▸ **Given request**
The exercise asks you to copy every line below in which "content" appears.

=== Dataset entries ===

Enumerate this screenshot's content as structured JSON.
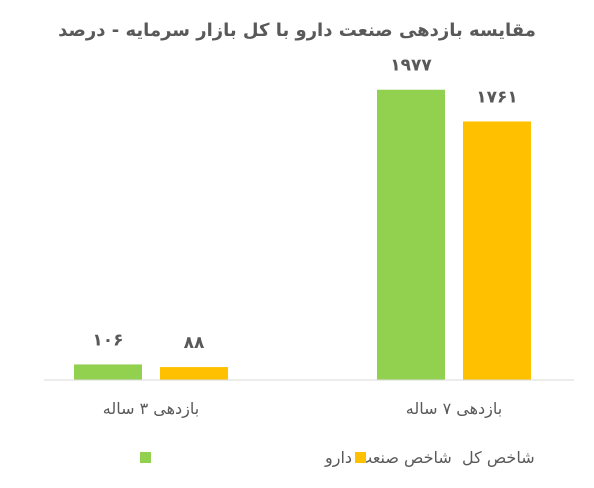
{
  "chart_data": {
    "type": "bar",
    "title": "مقایسه بازدهی صنعت دارو با کل بازار سرمایه - درصد",
    "categories": [
      "بازدهی ۳ ساله",
      "بازدهی ۷ ساله"
    ],
    "series": [
      {
        "name": "شاخص صنعت دارو",
        "color": "#92D050",
        "values": [
          106,
          1977
        ],
        "labels": [
          "۱۰۶",
          "۱۹۷۷"
        ]
      },
      {
        "name": "شاخص کل",
        "color": "#FFC000",
        "values": [
          88,
          1761
        ],
        "labels": [
          "۸۸",
          "۱۷۶۱"
        ]
      }
    ],
    "ylim": [
      0,
      2200
    ],
    "grid": false,
    "axis_color": "#D9D9D9",
    "legend_position": "bottom"
  }
}
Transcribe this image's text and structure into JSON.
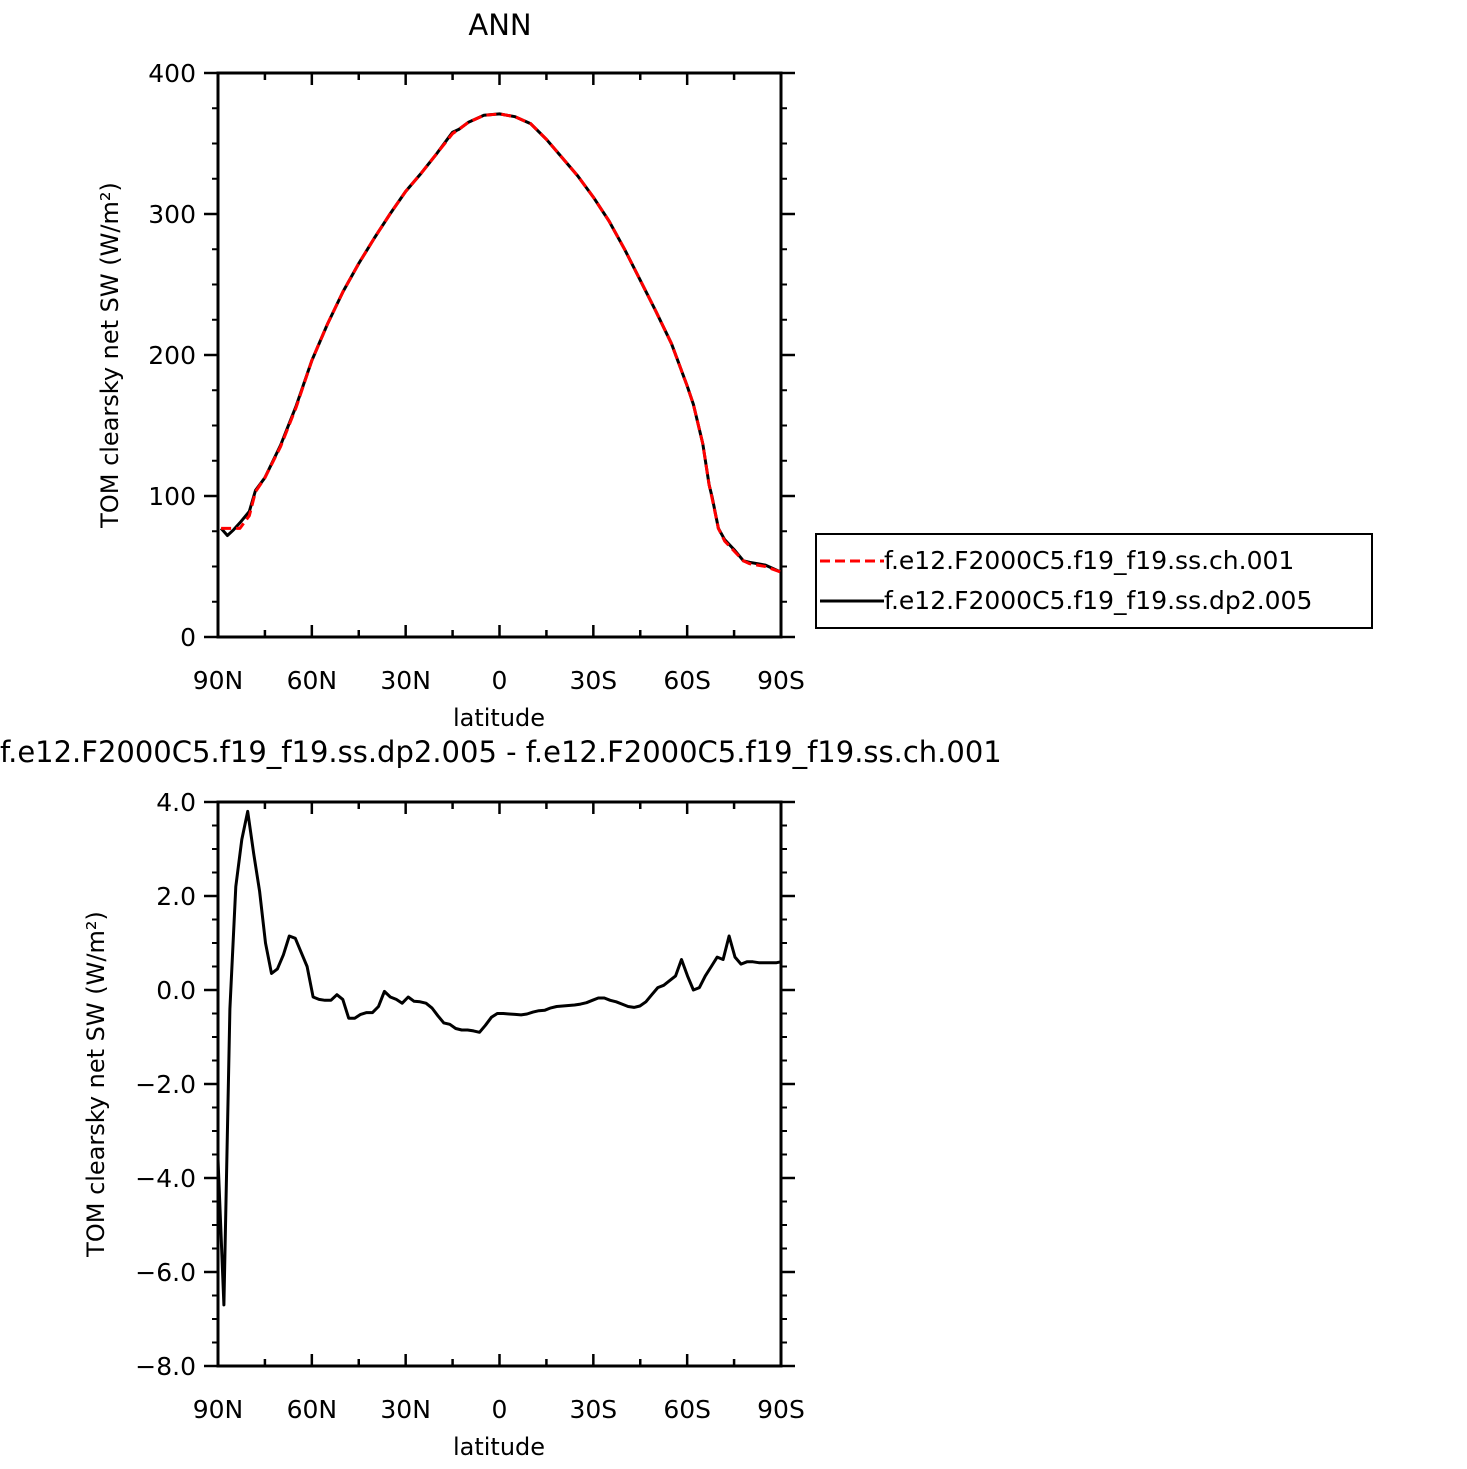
{
  "chart_data": [
    {
      "type": "line",
      "title": "ANN",
      "xlabel": "latitude",
      "ylabel": "TOM clearsky net SW (W/m²)",
      "xlim": [
        90,
        -90
      ],
      "ylim": [
        0,
        400
      ],
      "yticks": [
        0,
        100,
        200,
        300,
        400
      ],
      "ytick_labels": [
        "0",
        "100",
        "200",
        "300",
        "400"
      ],
      "xticks": [
        90,
        60,
        30,
        0,
        -30,
        -60,
        -90
      ],
      "xtick_labels": [
        "90N",
        "60N",
        "30N",
        "0",
        "30S",
        "60S",
        "90S"
      ],
      "grid": false,
      "legend_position": "right",
      "series": [
        {
          "name": "f.e12.F2000C5.f19_f19.ss.ch.001",
          "color": "#ff0000",
          "dash": "dashed",
          "x": [
            89,
            86,
            83,
            80,
            78,
            75,
            70,
            65,
            60,
            55,
            50,
            45,
            40,
            35,
            30,
            25,
            20,
            15,
            13,
            10,
            5,
            0,
            -5,
            -10,
            -15,
            -20,
            -25,
            -30,
            -35,
            -40,
            -45,
            -50,
            -55,
            -60,
            -62,
            -65,
            -67,
            -68,
            -70,
            -72,
            -75,
            -78,
            -80,
            -85,
            -90
          ],
          "y": [
            77,
            77,
            77,
            86,
            103,
            113,
            135,
            163,
            196,
            222,
            245,
            265,
            283,
            300,
            316,
            329,
            343,
            357,
            360,
            365,
            370,
            371,
            369,
            364,
            353,
            340,
            327,
            312,
            295,
            275,
            253,
            231,
            208,
            178,
            165,
            137,
            108,
            98,
            77,
            68,
            61,
            54,
            52,
            50,
            46
          ]
        },
        {
          "name": "f.e12.F2000C5.f19_f19.ss.dp2.005",
          "color": "#000000",
          "dash": "solid",
          "x": [
            89,
            87,
            85,
            83,
            80,
            78,
            75,
            70,
            65,
            60,
            55,
            50,
            45,
            40,
            35,
            30,
            25,
            20,
            15,
            13,
            10,
            5,
            0,
            -5,
            -10,
            -15,
            -20,
            -25,
            -30,
            -35,
            -40,
            -45,
            -50,
            -55,
            -60,
            -62,
            -65,
            -67,
            -68,
            -70,
            -72,
            -75,
            -78,
            -80,
            -85,
            -90
          ],
          "y": [
            77,
            72,
            76,
            81,
            89,
            104,
            113,
            136,
            164,
            196,
            222,
            245,
            265,
            283,
            300,
            316,
            329,
            343,
            358,
            360,
            365,
            370,
            371,
            369,
            364,
            353,
            340,
            327,
            312,
            295,
            275,
            253,
            231,
            208,
            178,
            165,
            137,
            108,
            99,
            77,
            69,
            62,
            54,
            53,
            51,
            46
          ]
        }
      ]
    },
    {
      "type": "line",
      "title": "f.e12.F2000C5.f19_f19.ss.dp2.005 - f.e12.F2000C5.f19_f19.ss.ch.001",
      "xlabel": "latitude",
      "ylabel": "TOM clearsky net SW (W/m²)",
      "xlim": [
        90,
        -90
      ],
      "ylim": [
        -8,
        4
      ],
      "yticks": [
        -8,
        -6,
        -4,
        -2,
        0,
        2,
        4
      ],
      "ytick_labels": [
        "−8.0",
        "−6.0",
        "−4.0",
        "−2.0",
        "0.0",
        "2.0",
        "4.0"
      ],
      "xticks": [
        90,
        60,
        30,
        0,
        -30,
        -60,
        -90
      ],
      "xtick_labels": [
        "90N",
        "60N",
        "30N",
        "0",
        "30S",
        "60S",
        "90S"
      ],
      "grid": false,
      "series": [
        {
          "color": "#000000",
          "dash": "solid",
          "x": [
            90,
            88.1,
            86.2,
            84.3,
            82.4,
            80.5,
            78.6,
            76.7,
            74.8,
            72.9,
            71,
            69.1,
            67.2,
            65.3,
            63.4,
            61.5,
            59.6,
            57.7,
            55.8,
            53.9,
            52,
            50.1,
            48.2,
            46.3,
            44.4,
            42.5,
            40.6,
            38.7,
            36.8,
            34.9,
            33,
            31.1,
            29.2,
            27.3,
            25.4,
            23.5,
            21.6,
            19.7,
            17.8,
            15.9,
            14,
            12.1,
            10.2,
            8.3,
            6.4,
            4.5,
            2.6,
            0.7,
            -1.2,
            -3.1,
            -5,
            -6.9,
            -8.8,
            -10.7,
            -12.6,
            -14.5,
            -16.4,
            -18.3,
            -20.2,
            -22.1,
            -24,
            -25.9,
            -27.8,
            -29.7,
            -31.6,
            -33.5,
            -35.4,
            -37.3,
            -39.2,
            -41.1,
            -43,
            -44.9,
            -46.8,
            -48.7,
            -50.6,
            -52.5,
            -54.4,
            -56.3,
            -58.2,
            -60.1,
            -62,
            -63.9,
            -65.8,
            -67.7,
            -69.6,
            -71.5,
            -73.4,
            -75.3,
            -77.2,
            -79.1,
            -81,
            -82.9,
            -84.8,
            -86.7,
            -88.6,
            -90
          ],
          "y": [
            -3.6,
            -6.7,
            -0.4,
            2.2,
            3.2,
            3.8,
            2.9,
            2.1,
            1.0,
            0.35,
            0.45,
            0.75,
            1.15,
            1.1,
            0.8,
            0.5,
            -0.15,
            -0.2,
            -0.22,
            -0.22,
            -0.1,
            -0.2,
            -0.6,
            -0.6,
            -0.52,
            -0.48,
            -0.48,
            -0.35,
            -0.03,
            -0.15,
            -0.2,
            -0.28,
            -0.15,
            -0.24,
            -0.25,
            -0.28,
            -0.38,
            -0.55,
            -0.7,
            -0.73,
            -0.82,
            -0.85,
            -0.85,
            -0.87,
            -0.9,
            -0.75,
            -0.58,
            -0.5,
            -0.5,
            -0.51,
            -0.52,
            -0.53,
            -0.51,
            -0.47,
            -0.44,
            -0.43,
            -0.38,
            -0.35,
            -0.34,
            -0.33,
            -0.32,
            -0.3,
            -0.27,
            -0.22,
            -0.17,
            -0.17,
            -0.22,
            -0.25,
            -0.3,
            -0.35,
            -0.37,
            -0.34,
            -0.25,
            -0.1,
            0.05,
            0.1,
            0.2,
            0.3,
            0.65,
            0.3,
            0.0,
            0.05,
            0.3,
            0.5,
            0.7,
            0.65,
            1.15,
            0.7,
            0.55,
            0.6,
            0.6,
            0.58,
            0.58,
            0.58,
            0.58,
            0.6
          ]
        }
      ]
    }
  ]
}
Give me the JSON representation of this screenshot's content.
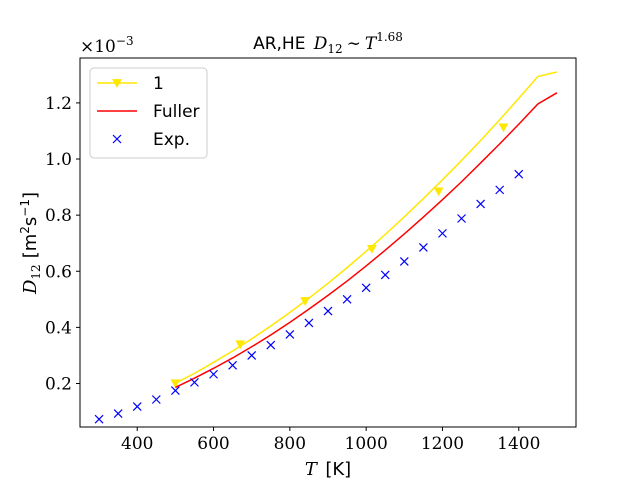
{
  "chart_data": {
    "type": "line",
    "title": "AR,HE D₁₂ ∼ T^1.68",
    "title_parts": {
      "prefix": "AR,HE",
      "var": "D",
      "sub": "12",
      "sim": "∼",
      "var2": "T",
      "exp": "1.68"
    },
    "xlabel": "T [K]",
    "xlabel_parts": {
      "var": "T",
      "unit": "[K]"
    },
    "ylabel": "D₁₂ [m²s⁻¹]",
    "ylabel_parts": {
      "var": "D",
      "sub": "12",
      "unit_a": "[m",
      "sup_a": "2",
      "unit_b": "s",
      "sup_b": "−1",
      "unit_c": "]"
    },
    "offset_text": "×10⁻³",
    "offset_parts": {
      "base": "×10",
      "exp": "−3"
    },
    "xlim": [
      250,
      1550
    ],
    "ylim": [
      4.5e-05,
      0.00136
    ],
    "x_ticks": [
      400,
      600,
      800,
      1000,
      1200,
      1400
    ],
    "x_tick_labels": [
      "400",
      "600",
      "800",
      "1000",
      "1200",
      "1400"
    ],
    "y_ticks": [
      0.0002,
      0.0004,
      0.0006,
      0.0008,
      0.001,
      0.0012
    ],
    "y_tick_labels": [
      "0.2",
      "0.4",
      "0.6",
      "0.8",
      "1.0",
      "1.2"
    ],
    "grid": false,
    "legend_position": "top-left",
    "series": [
      {
        "name": "1",
        "style": "line-marker",
        "marker": "triangle-down",
        "color": "#ffe700",
        "x": [
          500,
          550,
          600,
          650,
          700,
          750,
          800,
          850,
          900,
          950,
          1000,
          1050,
          1100,
          1150,
          1200,
          1250,
          1300,
          1350,
          1400,
          1450,
          1500
        ],
        "y": [
          0.000201,
          0.000236,
          0.000275,
          0.000316,
          0.000359,
          0.000405,
          0.000453,
          0.000504,
          0.000557,
          0.000613,
          0.000671,
          0.000731,
          0.000794,
          0.000859,
          0.000926,
          0.000995,
          0.001066,
          0.00114,
          0.001216,
          0.001294,
          0.00131
        ],
        "marker_points": [
          [
            500,
            0.000201
          ],
          [
            670,
            0.00034
          ],
          [
            840,
            0.000494
          ],
          [
            1015,
            0.00068
          ],
          [
            1190,
            0.000885
          ],
          [
            1360,
            0.001113
          ]
        ]
      },
      {
        "name": "Fuller",
        "style": "line",
        "color": "#ff0000",
        "x": [
          500,
          550,
          600,
          650,
          700,
          750,
          800,
          850,
          900,
          950,
          1000,
          1050,
          1100,
          1150,
          1200,
          1250,
          1300,
          1350,
          1400,
          1450,
          1500
        ],
        "y": [
          0.000186,
          0.000219,
          0.000254,
          0.000291,
          0.000331,
          0.000373,
          0.000418,
          0.000465,
          0.000514,
          0.000565,
          0.000619,
          0.000675,
          0.000733,
          0.000793,
          0.000855,
          0.000919,
          0.000986,
          0.001054,
          0.001124,
          0.001196,
          0.001236
        ]
      },
      {
        "name": "Exp.",
        "style": "marker",
        "marker": "x",
        "color": "#0000ff",
        "x": [
          300,
          350,
          400,
          450,
          500,
          550,
          600,
          650,
          700,
          750,
          800,
          850,
          900,
          950,
          1000,
          1050,
          1100,
          1150,
          1200,
          1250,
          1300,
          1350,
          1400
        ],
        "y": [
          7.3e-05,
          9.3e-05,
          0.000118,
          0.000143,
          0.000175,
          0.000204,
          0.000233,
          0.000265,
          0.0003,
          0.000337,
          0.000375,
          0.000416,
          0.000458,
          0.0005,
          0.000541,
          0.000587,
          0.000635,
          0.000685,
          0.000735,
          0.000788,
          0.00084,
          0.00089,
          0.000946
        ]
      }
    ]
  }
}
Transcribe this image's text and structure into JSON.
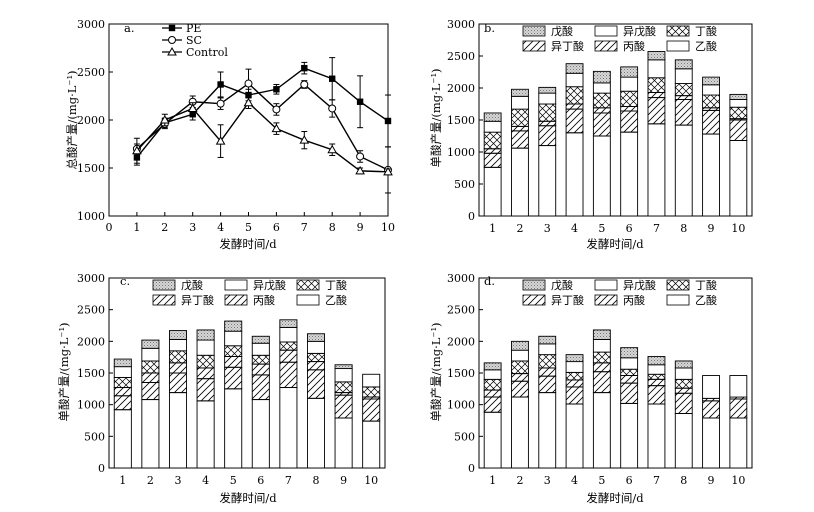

===

▸ **Correct response**
Enumerate this screenshot's content as structured JSON.
Give me the JSON representation of this screenshot's content.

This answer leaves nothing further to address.